* _STATED PROBLEM_
Copy the data precisely, character for character, and leave out every picture.

* * * * *

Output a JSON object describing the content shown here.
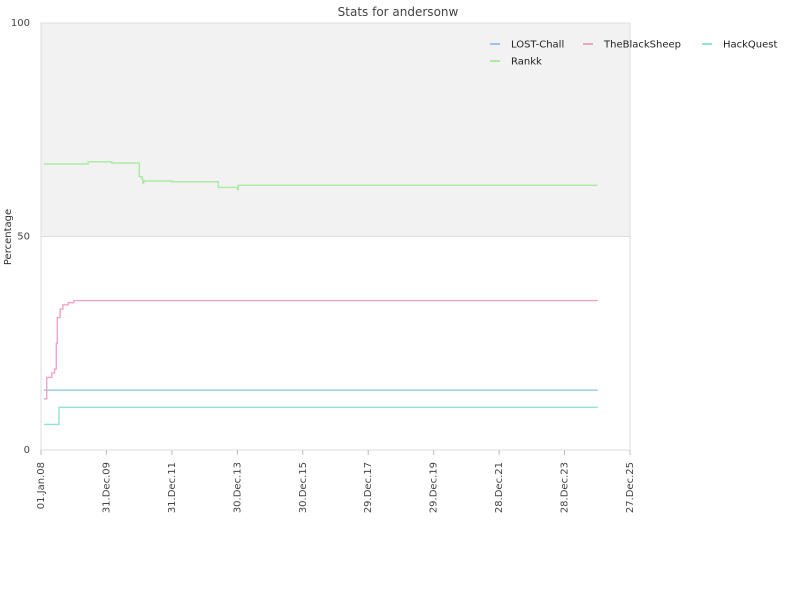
{
  "chart_data": {
    "type": "line",
    "title": "Stats for andersonw",
    "ylabel": "Percentage",
    "xlabel": "",
    "ylim": [
      0,
      100
    ],
    "y_ticks": [
      0,
      50,
      100
    ],
    "x_ticks": [
      "01.Jan.08",
      "31.Dec.09",
      "31.Dec.11",
      "30.Dec.13",
      "30.Dec.15",
      "29.Dec.17",
      "29.Dec.19",
      "28.Dec.21",
      "28.Dec.23",
      "27.Dec.25"
    ],
    "xlim": [
      "2008-01-01",
      "2025-12-27"
    ],
    "shaded_band": [
      50,
      100
    ],
    "legend_position": "top-right",
    "series": [
      {
        "name": "LOST-Chall",
        "color": "#99c6e6",
        "points": [
          [
            "2008-02-01",
            14
          ],
          [
            "2025-01-01",
            14
          ]
        ]
      },
      {
        "name": "TheBlackSheep",
        "color": "#f0a3c6",
        "points": [
          [
            "2008-02-01",
            12
          ],
          [
            "2008-03-01",
            12
          ],
          [
            "2008-03-05",
            17
          ],
          [
            "2008-05-01",
            18
          ],
          [
            "2008-06-01",
            19
          ],
          [
            "2008-06-20",
            25
          ],
          [
            "2008-07-01",
            31
          ],
          [
            "2008-08-01",
            33
          ],
          [
            "2008-09-01",
            34
          ],
          [
            "2008-11-01",
            34.5
          ],
          [
            "2009-01-01",
            35
          ],
          [
            "2025-01-01",
            35
          ]
        ]
      },
      {
        "name": "HackQuest",
        "color": "#8fe3d4",
        "points": [
          [
            "2008-02-01",
            6
          ],
          [
            "2008-07-15",
            6
          ],
          [
            "2008-07-20",
            10
          ],
          [
            "2025-01-01",
            10
          ]
        ]
      },
      {
        "name": "Rankk",
        "color": "#a8eaa0",
        "points": [
          [
            "2008-02-01",
            67
          ],
          [
            "2009-06-01",
            67
          ],
          [
            "2009-06-10",
            67.5
          ],
          [
            "2010-03-01",
            67.2
          ],
          [
            "2011-01-01",
            64
          ],
          [
            "2011-02-01",
            63.5
          ],
          [
            "2011-02-10",
            62.5
          ],
          [
            "2011-02-20",
            63
          ],
          [
            "2012-01-01",
            62.8
          ],
          [
            "2013-06-01",
            61.5
          ],
          [
            "2014-01-01",
            61
          ],
          [
            "2014-01-10",
            62
          ],
          [
            "2025-01-01",
            62
          ]
        ]
      }
    ]
  }
}
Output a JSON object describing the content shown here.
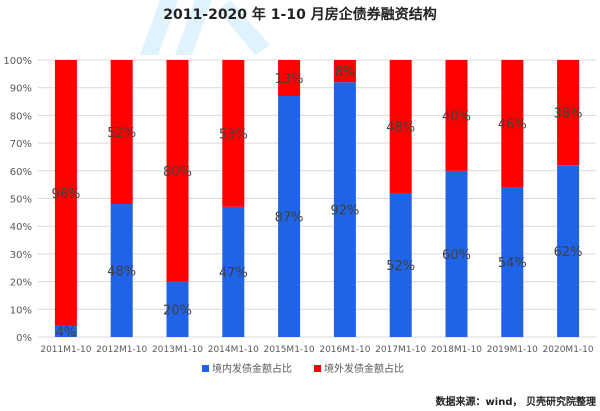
{
  "title": "2011-2020 年 1-10 月房企债券融资结构",
  "source": "数据来源：wind， 贝壳研究院整理",
  "colors": {
    "domestic": "#1f63e6",
    "overseas": "#ff0000",
    "grid": "#d9d9d9",
    "axis_text": "#595959",
    "label_text": "#404040",
    "watermark": "#dff3ff"
  },
  "chart_data": {
    "type": "bar",
    "stacked": true,
    "title": "2011-2020 年 1-10 月房企债券融资结构",
    "categories": [
      "2011M1-10",
      "2012M1-10",
      "2013M1-10",
      "2014M1-10",
      "2015M1-10",
      "2016M1-10",
      "2017M1-10",
      "2018M1-10",
      "2019M1-10",
      "2020M1-10"
    ],
    "series": [
      {
        "name": "境内发债金额占比",
        "color": "#1f63e6",
        "values": [
          4,
          48,
          20,
          47,
          87,
          92,
          52,
          60,
          54,
          62
        ],
        "labels": [
          "4%",
          "48%",
          "20%",
          "47%",
          "87%",
          "92%",
          "52%",
          "60%",
          "54%",
          "62%"
        ]
      },
      {
        "name": "境外发债金额占比",
        "color": "#ff0000",
        "values": [
          96,
          52,
          80,
          53,
          13,
          8,
          48,
          40,
          46,
          38
        ],
        "labels": [
          "96%",
          "52%",
          "80%",
          "53%",
          "13%",
          "8%",
          "48%",
          "40%",
          "46%",
          "38%"
        ]
      }
    ],
    "yticks": [
      "0%",
      "10%",
      "20%",
      "30%",
      "40%",
      "50%",
      "60%",
      "70%",
      "80%",
      "90%",
      "100%"
    ],
    "ylim": [
      0,
      100
    ],
    "grid": true,
    "legend": "bottom"
  }
}
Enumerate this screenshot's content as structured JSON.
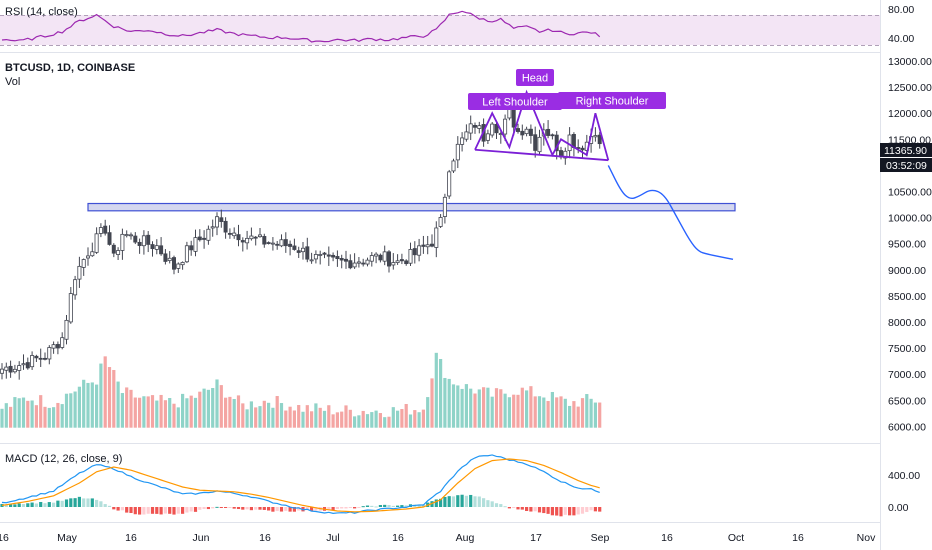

* * * * *

* _FULL SOLUTION_
Output a JSON object describing the content shown here.
{
  "chart_data": {
    "type": "line",
    "title": "Stats for andersonw",
    "ylabel": "Percentage",
    "xlabel": "",
    "ylim": [
      0,
      100
    ],
    "y_ticks": [
      0,
      50,
      100
    ],
    "x_ticks": [
      "01.Jan.08",
      "31.Dec.09",
      "31.Dec.11",
      "30.Dec.13",
      "30.Dec.15",
      "29.Dec.17",
      "29.Dec.19",
      "28.Dec.21",
      "28.Dec.23",
      "27.Dec.25"
    ],
    "xlim": [
      "2008-01-01",
      "2025-12-27"
    ],
    "shaded_band": [
      50,
      100
    ],
    "legend_position": "top-right",
    "series": [
      {
        "name": "LOST-Chall",
        "color": "#99c6e6",
        "points": [
          [
            "2008-02-01",
            14
          ],
          [
            "2025-01-01",
            14
          ]
        ]
      },
      {
        "name": "TheBlackSheep",
        "color": "#f0a3c6",
        "points": [
          [
            "2008-02-01",
            12
          ],
          [
            "2008-03-01",
            12
          ],
          [
            "2008-03-05",
            17
          ],
          [
            "2008-05-01",
            18
          ],
          [
            "2008-06-01",
            19
          ],
          [
            "2008-06-20",
            25
          ],
          [
            "2008-07-01",
            31
          ],
          [
            "2008-08-01",
            33
          ],
          [
            "2008-09-01",
            34
          ],
          [
            "2008-11-01",
            34.5
          ],
          [
            "2009-01-01",
            35
          ],
          [
            "2025-01-01",
            35
          ]
        ]
      },
      {
        "name": "HackQuest",
        "color": "#8fe3d4",
        "points": [
          [
            "2008-02-01",
            6
          ],
          [
            "2008-07-15",
            6
          ],
          [
            "2008-07-20",
            10
          ],
          [
            "2025-01-01",
            10
          ]
        ]
      },
      {
        "name": "Rankk",
        "color": "#a8eaa0",
        "points": [
          [
            "2008-02-01",
            67
          ],
          [
            "2009-06-01",
            67
          ],
          [
            "2009-06-10",
            67.5
          ],
          [
            "2010-03-01",
            67.2
          ],
          [
            "2011-01-01",
            64
          ],
          [
            "2011-02-01",
            63.5
          ],
          [
            "2011-02-10",
            62.5
          ],
          [
            "2011-02-20",
            63
          ],
          [
            "2012-01-01",
            62.8
          ],
          [
            "2013-06-01",
            61.5
          ],
          [
            "2014-01-01",
            61
          ],
          [
            "2014-01-10",
            62
          ],
          [
            "2025-01-01",
            62
          ]
        ]
      }
    ]
  }
}
Output a JSON object describing the content shown here.
{
  "title": "2011-2020 年 1-10 月房企债券融资结构",
  "source": "数据来源：wind， 贝壳研究院整理",
  "colors": {
    "domestic": "#1f63e6",
    "overseas": "#ff0000",
    "grid": "#d9d9d9",
    "axis_text": "#595959",
    "label_text": "#404040",
    "watermark": "#dff3ff"
  },
  "chart_data": {
    "type": "bar",
    "stacked": true,
    "title": "2011-2020 年 1-10 月房企债券融资结构",
    "categories": [
      "2011M1-10",
      "2012M1-10",
      "2013M1-10",
      "2014M1-10",
      "2015M1-10",
      "2016M1-10",
      "2017M1-10",
      "2018M1-10",
      "2019M1-10",
      "2020M1-10"
    ],
    "series": [
      {
        "name": "境内发债金额占比",
        "color": "#1f63e6",
        "values": [
          4,
          48,
          20,
          47,
          87,
          92,
          52,
          60,
          54,
          62
        ],
        "labels": [
          "4%",
          "48%",
          "20%",
          "47%",
          "87%",
          "92%",
          "52%",
          "60%",
          "54%",
          "62%"
        ]
      },
      {
        "name": "境外发债金额占比",
        "color": "#ff0000",
        "values": [
          96,
          52,
          80,
          53,
          13,
          8,
          48,
          40,
          46,
          38
        ],
        "labels": [
          "96%",
          "52%",
          "80%",
          "53%",
          "13%",
          "8%",
          "48%",
          "40%",
          "46%",
          "38%"
        ]
      }
    ],
    "yticks": [
      "0%",
      "10%",
      "20%",
      "30%",
      "40%",
      "50%",
      "60%",
      "70%",
      "80%",
      "90%",
      "100%"
    ],
    "ylim": [
      0,
      100
    ],
    "grid": true,
    "legend": "bottom"
  }
}
Enumerate this screenshot's content as structured JSON.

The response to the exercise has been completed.